**Stated problem**.
Recast the lines of the records below as a numbered list with blank lines omitted. Begin at the line that contains "series-line-4 bbox=[119, 416, 569, 526]" and stop after the line that contains "x-tick-label: 40 bbox=[461, 550, 476, 564]".

**Record list**.
>>>>>

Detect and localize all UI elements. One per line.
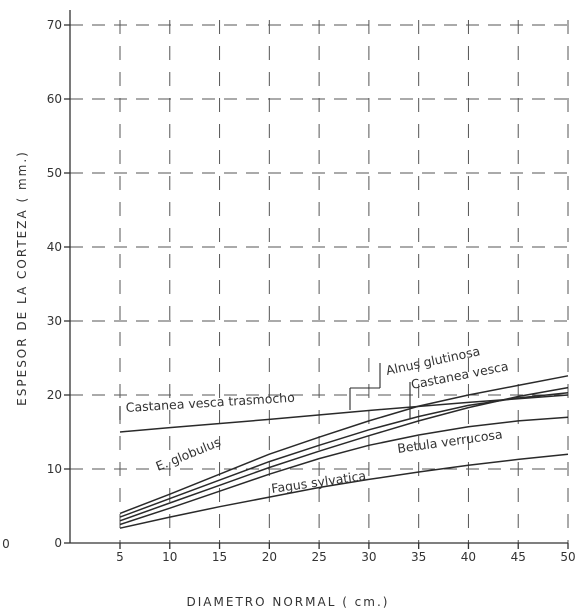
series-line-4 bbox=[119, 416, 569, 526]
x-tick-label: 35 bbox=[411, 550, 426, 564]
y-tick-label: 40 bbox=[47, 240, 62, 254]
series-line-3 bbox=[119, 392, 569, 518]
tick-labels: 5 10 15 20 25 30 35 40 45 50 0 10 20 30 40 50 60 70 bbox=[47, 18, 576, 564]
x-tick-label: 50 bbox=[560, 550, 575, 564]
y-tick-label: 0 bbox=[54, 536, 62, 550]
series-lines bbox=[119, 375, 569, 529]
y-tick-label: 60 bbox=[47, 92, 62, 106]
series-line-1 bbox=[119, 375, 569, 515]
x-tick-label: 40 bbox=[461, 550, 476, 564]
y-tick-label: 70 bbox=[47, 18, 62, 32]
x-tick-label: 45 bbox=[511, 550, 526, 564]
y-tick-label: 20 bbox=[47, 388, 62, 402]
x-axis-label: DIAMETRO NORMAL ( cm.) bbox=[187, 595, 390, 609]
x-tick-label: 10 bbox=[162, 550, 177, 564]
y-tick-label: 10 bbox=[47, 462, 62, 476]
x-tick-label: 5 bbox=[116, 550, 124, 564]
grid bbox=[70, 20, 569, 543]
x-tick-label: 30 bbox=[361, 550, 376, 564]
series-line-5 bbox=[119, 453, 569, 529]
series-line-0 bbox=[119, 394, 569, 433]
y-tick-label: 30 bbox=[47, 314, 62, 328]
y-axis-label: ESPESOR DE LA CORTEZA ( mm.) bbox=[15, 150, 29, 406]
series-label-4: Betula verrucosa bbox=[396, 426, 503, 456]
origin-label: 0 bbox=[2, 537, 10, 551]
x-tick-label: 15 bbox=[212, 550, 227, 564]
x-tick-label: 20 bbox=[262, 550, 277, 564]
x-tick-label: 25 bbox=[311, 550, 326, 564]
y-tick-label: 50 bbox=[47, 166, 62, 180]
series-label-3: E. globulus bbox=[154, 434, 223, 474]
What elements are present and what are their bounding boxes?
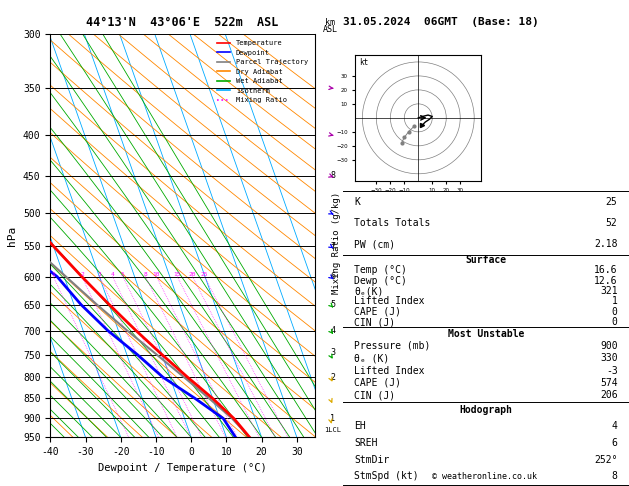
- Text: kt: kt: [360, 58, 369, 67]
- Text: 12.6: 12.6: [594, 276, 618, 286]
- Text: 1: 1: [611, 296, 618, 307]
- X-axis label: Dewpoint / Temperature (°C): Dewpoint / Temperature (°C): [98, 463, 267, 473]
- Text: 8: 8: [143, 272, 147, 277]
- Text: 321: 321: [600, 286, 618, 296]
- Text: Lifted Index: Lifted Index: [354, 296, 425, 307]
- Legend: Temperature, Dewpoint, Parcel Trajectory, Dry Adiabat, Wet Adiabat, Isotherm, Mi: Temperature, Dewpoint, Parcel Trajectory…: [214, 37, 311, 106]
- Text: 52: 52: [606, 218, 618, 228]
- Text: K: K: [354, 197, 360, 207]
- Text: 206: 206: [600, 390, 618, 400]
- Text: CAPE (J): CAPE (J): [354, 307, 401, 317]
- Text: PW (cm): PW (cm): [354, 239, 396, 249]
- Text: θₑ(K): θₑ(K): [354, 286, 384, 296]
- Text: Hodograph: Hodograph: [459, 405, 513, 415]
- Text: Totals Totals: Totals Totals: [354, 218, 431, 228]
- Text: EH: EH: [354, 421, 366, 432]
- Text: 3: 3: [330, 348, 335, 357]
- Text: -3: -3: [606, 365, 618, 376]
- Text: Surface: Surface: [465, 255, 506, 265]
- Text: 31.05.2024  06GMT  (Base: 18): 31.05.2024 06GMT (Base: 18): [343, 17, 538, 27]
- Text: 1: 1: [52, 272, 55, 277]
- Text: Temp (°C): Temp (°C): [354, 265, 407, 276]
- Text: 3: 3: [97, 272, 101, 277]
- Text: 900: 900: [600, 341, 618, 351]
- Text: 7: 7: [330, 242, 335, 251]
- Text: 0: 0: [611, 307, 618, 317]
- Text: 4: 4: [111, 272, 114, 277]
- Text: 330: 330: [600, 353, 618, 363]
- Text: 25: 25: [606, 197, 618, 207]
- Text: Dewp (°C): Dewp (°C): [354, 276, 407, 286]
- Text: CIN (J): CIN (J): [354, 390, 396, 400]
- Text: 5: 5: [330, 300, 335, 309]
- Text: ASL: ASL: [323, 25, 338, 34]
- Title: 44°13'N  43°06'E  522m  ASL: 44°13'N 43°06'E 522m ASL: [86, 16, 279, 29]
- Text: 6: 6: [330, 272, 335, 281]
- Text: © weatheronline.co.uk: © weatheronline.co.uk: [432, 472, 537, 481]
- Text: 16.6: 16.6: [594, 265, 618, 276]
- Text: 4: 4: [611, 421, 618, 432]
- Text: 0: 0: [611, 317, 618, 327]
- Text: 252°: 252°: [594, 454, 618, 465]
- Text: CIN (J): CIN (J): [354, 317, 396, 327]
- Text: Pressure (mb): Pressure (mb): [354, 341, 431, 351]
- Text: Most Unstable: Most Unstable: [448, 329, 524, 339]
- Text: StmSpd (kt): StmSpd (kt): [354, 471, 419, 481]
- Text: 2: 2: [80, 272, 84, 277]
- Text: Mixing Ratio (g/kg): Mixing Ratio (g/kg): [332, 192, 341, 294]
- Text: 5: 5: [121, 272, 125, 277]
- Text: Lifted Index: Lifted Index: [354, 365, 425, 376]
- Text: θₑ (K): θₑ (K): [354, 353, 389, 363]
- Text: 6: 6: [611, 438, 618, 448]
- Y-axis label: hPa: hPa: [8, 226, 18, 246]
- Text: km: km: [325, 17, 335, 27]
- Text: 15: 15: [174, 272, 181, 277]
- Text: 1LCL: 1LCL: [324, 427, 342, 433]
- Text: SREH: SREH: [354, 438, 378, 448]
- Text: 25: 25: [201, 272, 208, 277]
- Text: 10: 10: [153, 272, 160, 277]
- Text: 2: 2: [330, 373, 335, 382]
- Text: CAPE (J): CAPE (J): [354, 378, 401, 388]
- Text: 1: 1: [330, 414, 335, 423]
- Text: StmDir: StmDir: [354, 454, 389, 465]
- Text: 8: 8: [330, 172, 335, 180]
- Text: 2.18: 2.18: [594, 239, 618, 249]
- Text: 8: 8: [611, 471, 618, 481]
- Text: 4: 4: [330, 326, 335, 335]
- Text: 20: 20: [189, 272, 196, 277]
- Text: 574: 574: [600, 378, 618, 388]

<<<<<
>>>>>

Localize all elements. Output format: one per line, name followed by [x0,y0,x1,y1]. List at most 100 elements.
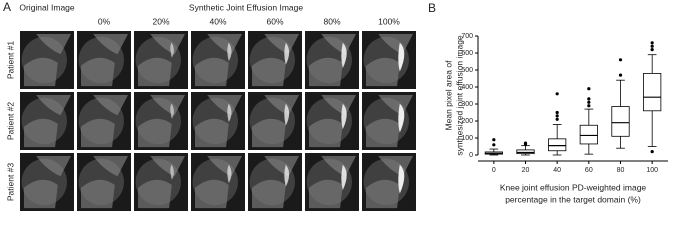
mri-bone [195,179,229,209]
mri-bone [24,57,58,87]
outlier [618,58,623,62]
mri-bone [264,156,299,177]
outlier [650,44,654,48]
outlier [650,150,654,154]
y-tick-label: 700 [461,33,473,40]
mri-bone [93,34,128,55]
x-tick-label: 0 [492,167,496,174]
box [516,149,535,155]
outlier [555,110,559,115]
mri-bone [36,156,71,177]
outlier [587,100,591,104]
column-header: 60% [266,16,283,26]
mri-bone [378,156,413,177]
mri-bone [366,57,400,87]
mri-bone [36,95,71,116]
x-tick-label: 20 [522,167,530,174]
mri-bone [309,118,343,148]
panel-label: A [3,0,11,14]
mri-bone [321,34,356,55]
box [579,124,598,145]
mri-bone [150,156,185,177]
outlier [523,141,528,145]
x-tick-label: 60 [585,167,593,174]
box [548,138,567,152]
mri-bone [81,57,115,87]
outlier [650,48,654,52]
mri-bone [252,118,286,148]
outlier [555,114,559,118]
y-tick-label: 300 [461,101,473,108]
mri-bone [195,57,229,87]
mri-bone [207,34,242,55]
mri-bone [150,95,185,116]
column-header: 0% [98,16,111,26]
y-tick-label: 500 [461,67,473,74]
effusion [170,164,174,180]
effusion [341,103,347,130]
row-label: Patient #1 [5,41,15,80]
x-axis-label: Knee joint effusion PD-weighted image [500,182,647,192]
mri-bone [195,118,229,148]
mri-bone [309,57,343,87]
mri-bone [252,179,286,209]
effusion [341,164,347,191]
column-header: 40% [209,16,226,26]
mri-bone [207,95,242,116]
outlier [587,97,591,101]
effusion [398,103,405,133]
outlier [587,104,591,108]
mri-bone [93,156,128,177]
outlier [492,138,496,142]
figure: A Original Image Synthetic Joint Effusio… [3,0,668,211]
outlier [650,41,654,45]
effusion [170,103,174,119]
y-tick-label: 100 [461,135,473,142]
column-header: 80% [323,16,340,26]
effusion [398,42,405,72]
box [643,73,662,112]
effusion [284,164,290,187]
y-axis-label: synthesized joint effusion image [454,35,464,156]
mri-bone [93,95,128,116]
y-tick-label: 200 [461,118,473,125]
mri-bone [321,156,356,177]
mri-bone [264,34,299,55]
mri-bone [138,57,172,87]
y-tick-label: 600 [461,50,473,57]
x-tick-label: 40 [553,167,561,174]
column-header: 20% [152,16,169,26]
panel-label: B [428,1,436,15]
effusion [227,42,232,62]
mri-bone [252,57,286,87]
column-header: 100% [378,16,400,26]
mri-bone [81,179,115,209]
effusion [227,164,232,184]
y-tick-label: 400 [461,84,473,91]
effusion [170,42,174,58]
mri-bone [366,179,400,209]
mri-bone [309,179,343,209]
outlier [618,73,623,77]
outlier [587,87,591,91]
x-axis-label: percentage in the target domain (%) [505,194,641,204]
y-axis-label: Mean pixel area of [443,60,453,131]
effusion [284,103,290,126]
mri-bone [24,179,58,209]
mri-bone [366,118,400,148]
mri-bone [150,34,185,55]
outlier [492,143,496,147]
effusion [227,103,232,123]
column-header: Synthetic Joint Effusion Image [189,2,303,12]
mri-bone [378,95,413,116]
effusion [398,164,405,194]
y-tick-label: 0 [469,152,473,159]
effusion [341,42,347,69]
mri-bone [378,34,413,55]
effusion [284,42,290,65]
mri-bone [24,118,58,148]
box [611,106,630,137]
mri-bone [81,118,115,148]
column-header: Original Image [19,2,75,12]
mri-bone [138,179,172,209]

<<<<<

**The solution**.
1. series-line-4 bbox=[119, 416, 569, 526]
2. x-tick-label: 35 bbox=[411, 550, 426, 564]
3. y-tick-label: 40 bbox=[47, 240, 62, 254]
4. series-line-3 bbox=[119, 392, 569, 518]
5. tick-labels: 5 10 15 20 25 30 35 40 45 50 0 10 20 30 40 50 60 70 bbox=[47, 18, 576, 564]
6. x-tick-label: 50 bbox=[560, 550, 575, 564]
7. y-tick-label: 0 bbox=[54, 536, 62, 550]
8. series-lines bbox=[119, 375, 569, 529]
9. y-tick-label: 60 bbox=[47, 92, 62, 106]
10. series-line-1 bbox=[119, 375, 569, 515]
11. x-tick-label: 40 bbox=[461, 550, 476, 564]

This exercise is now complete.